Problem details: Can you write out the whole listing exactly?

# START OF Exercise materials

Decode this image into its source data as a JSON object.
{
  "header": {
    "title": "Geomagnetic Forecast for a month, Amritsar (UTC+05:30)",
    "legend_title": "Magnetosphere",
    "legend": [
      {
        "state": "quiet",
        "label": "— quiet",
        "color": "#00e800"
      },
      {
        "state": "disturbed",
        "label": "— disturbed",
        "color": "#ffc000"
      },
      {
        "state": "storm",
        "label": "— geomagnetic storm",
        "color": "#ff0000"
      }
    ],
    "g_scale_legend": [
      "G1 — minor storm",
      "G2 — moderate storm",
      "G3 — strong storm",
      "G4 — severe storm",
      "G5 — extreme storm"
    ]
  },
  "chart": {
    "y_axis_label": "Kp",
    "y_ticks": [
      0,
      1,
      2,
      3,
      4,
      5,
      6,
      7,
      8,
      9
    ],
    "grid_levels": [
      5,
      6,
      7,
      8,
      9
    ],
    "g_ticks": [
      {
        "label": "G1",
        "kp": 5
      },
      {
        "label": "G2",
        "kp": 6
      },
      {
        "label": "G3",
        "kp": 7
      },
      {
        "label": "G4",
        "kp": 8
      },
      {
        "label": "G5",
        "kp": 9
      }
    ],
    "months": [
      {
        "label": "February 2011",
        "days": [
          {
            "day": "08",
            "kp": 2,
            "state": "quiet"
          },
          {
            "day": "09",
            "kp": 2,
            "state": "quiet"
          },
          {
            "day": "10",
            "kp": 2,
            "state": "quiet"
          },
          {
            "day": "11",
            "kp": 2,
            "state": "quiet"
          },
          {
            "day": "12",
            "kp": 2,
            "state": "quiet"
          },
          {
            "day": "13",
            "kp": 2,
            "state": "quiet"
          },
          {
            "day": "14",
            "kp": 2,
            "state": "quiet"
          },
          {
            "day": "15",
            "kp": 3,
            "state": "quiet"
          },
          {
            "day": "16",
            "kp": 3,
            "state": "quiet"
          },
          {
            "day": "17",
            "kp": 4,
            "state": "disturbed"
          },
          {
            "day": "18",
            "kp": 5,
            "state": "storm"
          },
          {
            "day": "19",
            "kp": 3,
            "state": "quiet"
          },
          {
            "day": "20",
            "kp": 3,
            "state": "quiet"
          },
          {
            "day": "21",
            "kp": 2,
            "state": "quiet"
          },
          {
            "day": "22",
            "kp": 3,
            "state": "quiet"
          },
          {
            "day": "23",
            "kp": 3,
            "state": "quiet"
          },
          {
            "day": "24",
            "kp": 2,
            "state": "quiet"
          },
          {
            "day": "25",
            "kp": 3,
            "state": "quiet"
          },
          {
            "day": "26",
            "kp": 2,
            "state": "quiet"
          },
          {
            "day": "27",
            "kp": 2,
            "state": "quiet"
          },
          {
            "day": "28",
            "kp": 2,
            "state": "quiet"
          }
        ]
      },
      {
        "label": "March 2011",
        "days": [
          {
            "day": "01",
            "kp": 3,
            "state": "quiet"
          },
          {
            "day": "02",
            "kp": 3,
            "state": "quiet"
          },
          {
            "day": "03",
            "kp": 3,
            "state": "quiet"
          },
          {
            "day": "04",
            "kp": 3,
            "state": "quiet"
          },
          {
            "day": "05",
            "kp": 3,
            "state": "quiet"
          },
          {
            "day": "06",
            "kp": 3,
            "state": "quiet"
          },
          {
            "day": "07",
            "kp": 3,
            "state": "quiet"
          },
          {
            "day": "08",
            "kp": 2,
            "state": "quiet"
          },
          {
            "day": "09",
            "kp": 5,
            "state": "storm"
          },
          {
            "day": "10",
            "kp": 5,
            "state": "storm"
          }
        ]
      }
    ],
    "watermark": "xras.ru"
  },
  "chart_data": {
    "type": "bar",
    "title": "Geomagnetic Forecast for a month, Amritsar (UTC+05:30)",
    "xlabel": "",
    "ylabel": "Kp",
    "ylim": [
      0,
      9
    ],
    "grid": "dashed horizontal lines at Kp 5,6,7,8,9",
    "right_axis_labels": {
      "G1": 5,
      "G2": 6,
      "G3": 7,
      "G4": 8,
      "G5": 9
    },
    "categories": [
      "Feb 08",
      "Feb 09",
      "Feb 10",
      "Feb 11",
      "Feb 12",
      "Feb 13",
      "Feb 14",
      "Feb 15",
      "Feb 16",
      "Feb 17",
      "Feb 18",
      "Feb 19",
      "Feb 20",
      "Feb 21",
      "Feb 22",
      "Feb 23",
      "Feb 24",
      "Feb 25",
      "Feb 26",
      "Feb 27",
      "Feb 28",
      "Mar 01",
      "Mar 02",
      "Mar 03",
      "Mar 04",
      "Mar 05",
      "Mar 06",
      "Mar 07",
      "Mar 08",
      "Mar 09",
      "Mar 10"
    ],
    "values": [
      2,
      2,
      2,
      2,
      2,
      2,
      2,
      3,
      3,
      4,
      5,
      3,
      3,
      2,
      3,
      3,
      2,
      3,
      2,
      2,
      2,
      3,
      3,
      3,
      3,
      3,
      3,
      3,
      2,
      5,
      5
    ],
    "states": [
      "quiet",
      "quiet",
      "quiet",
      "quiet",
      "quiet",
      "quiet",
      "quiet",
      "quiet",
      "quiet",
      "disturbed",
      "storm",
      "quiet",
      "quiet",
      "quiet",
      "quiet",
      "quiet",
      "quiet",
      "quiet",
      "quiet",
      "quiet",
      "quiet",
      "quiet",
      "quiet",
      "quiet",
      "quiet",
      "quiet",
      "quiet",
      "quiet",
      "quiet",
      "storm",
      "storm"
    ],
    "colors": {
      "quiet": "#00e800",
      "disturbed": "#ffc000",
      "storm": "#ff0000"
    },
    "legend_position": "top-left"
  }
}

# END OF Exercise materials

Result of the exercise:
Decode this image into its source data as a JSON object.
{
  "header": {
    "title": "Geomagnetic Forecast for a month, Amritsar (UTC+05:30)",
    "legend_title": "Magnetosphere",
    "legend": [
      {
        "state": "quiet",
        "label": "— quiet",
        "color": "#00e800"
      },
      {
        "state": "disturbed",
        "label": "— disturbed",
        "color": "#ffc000"
      },
      {
        "state": "storm",
        "label": "— geomagnetic storm",
        "color": "#ff0000"
      }
    ],
    "g_scale_legend": [
      "G1 — minor storm",
      "G2 — moderate storm",
      "G3 — strong storm",
      "G4 — severe storm",
      "G5 — extreme storm"
    ]
  },
  "chart": {
    "y_axis_label": "Kp",
    "y_ticks": [
      0,
      1,
      2,
      3,
      4,
      5,
      6,
      7,
      8,
      9
    ],
    "grid_levels": [
      5,
      6,
      7,
      8,
      9
    ],
    "g_ticks": [
      {
        "label": "G1",
        "kp": 5
      },
      {
        "label": "G2",
        "kp": 6
      },
      {
        "label": "G3",
        "kp": 7
      },
      {
        "label": "G4",
        "kp": 8
      },
      {
        "label": "G5",
        "kp": 9
      }
    ],
    "months": [
      {
        "label": "February 2011",
        "days": [
          {
            "day": "08",
            "kp": 2,
            "state": "quiet"
          },
          {
            "day": "09",
            "kp": 2,
            "state": "quiet"
          },
          {
            "day": "10",
            "kp": 2,
            "state": "quiet"
          },
          {
            "day": "11",
            "kp": 2,
            "state": "quiet"
          },
          {
            "day": "12",
            "kp": 2,
            "state": "quiet"
          },
          {
            "day": "13",
            "kp": 2,
            "state": "quiet"
          },
          {
            "day": "14",
            "kp": 2,
            "state": "quiet"
          },
          {
            "day": "15",
            "kp": 3,
            "state": "quiet"
          },
          {
            "day": "16",
            "kp": 3,
            "state": "quiet"
          },
          {
            "day": "17",
            "kp": 4,
            "state": "disturbed"
          },
          {
            "day": "18",
            "kp": 5,
            "state": "storm"
          },
          {
            "day": "19",
            "kp": 3,
            "state": "quiet"
          },
          {
            "day": "20",
            "kp": 3,
            "state": "quiet"
          },
          {
            "day": "21",
            "kp": 2,
            "state": "quiet"
          },
          {
            "day": "22",
            "kp": 3,
            "state": "quiet"
          },
          {
            "day": "23",
            "kp": 3,
            "state": "quiet"
          },
          {
            "day": "24",
            "kp": 2,
            "state": "quiet"
          },
          {
            "day": "25",
            "kp": 3,
            "state": "quiet"
          },
          {
            "day": "26",
            "kp": 2,
            "state": "quiet"
          },
          {
            "day": "27",
            "kp": 2,
            "state": "quiet"
          },
          {
            "day": "28",
            "kp": 2,
            "state": "quiet"
          }
        ]
      },
      {
        "label": "March 2011",
        "days": [
          {
            "day": "01",
            "kp": 3,
            "state": "quiet"
          },
          {
            "day": "02",
            "kp": 3,
            "state": "quiet"
          },
          {
            "day": "03",
            "kp": 3,
            "state": "quiet"
          },
          {
            "day": "04",
            "kp": 3,
            "state": "quiet"
          },
          {
            "day": "05",
            "kp": 3,
            "state": "quiet"
          },
          {
            "day": "06",
            "kp": 3,
            "state": "quiet"
          },
          {
            "day": "07",
            "kp": 3,
            "state": "quiet"
          },
          {
            "day": "08",
            "kp": 2,
            "state": "quiet"
          },
          {
            "day": "09",
            "kp": 5,
            "state": "storm"
          },
          {
            "day": "10",
            "kp": 5,
            "state": "storm"
          }
        ]
      }
    ],
    "watermark": "xras.ru"
  },
  "chart_data": {
    "type": "bar",
    "title": "Geomagnetic Forecast for a month, Amritsar (UTC+05:30)",
    "xlabel": "",
    "ylabel": "Kp",
    "ylim": [
      0,
      9
    ],
    "grid": "dashed horizontal lines at Kp 5,6,7,8,9",
    "right_axis_labels": {
      "G1": 5,
      "G2": 6,
      "G3": 7,
      "G4": 8,
      "G5": 9
    },
    "categories": [
      "Feb 08",
      "Feb 09",
      "Feb 10",
      "Feb 11",
      "Feb 12",
      "Feb 13",
      "Feb 14",
      "Feb 15",
      "Feb 16",
      "Feb 17",
      "Feb 18",
      "Feb 19",
      "Feb 20",
      "Feb 21",
      "Feb 22",
      "Feb 23",
      "Feb 24",
      "Feb 25",
      "Feb 26",
      "Feb 27",
      "Feb 28",
      "Mar 01",
      "Mar 02",
      "Mar 03",
      "Mar 04",
      "Mar 05",
      "Mar 06",
      "Mar 07",
      "Mar 08",
      "Mar 09",
      "Mar 10"
    ],
    "values": [
      2,
      2,
      2,
      2,
      2,
      2,
      2,
      3,
      3,
      4,
      5,
      3,
      3,
      2,
      3,
      3,
      2,
      3,
      2,
      2,
      2,
      3,
      3,
      3,
      3,
      3,
      3,
      3,
      2,
      5,
      5
    ],
    "states": [
      "quiet",
      "quiet",
      "quiet",
      "quiet",
      "quiet",
      "quiet",
      "quiet",
      "quiet",
      "quiet",
      "disturbed",
      "storm",
      "quiet",
      "quiet",
      "quiet",
      "quiet",
      "quiet",
      "quiet",
      "quiet",
      "quiet",
      "quiet",
      "quiet",
      "quiet",
      "quiet",
      "quiet",
      "quiet",
      "quiet",
      "quiet",
      "quiet",
      "quiet",
      "storm",
      "storm"
    ],
    "colors": {
      "quiet": "#00e800",
      "disturbed": "#ffc000",
      "storm": "#ff0000"
    },
    "legend_position": "top-left"
  }
}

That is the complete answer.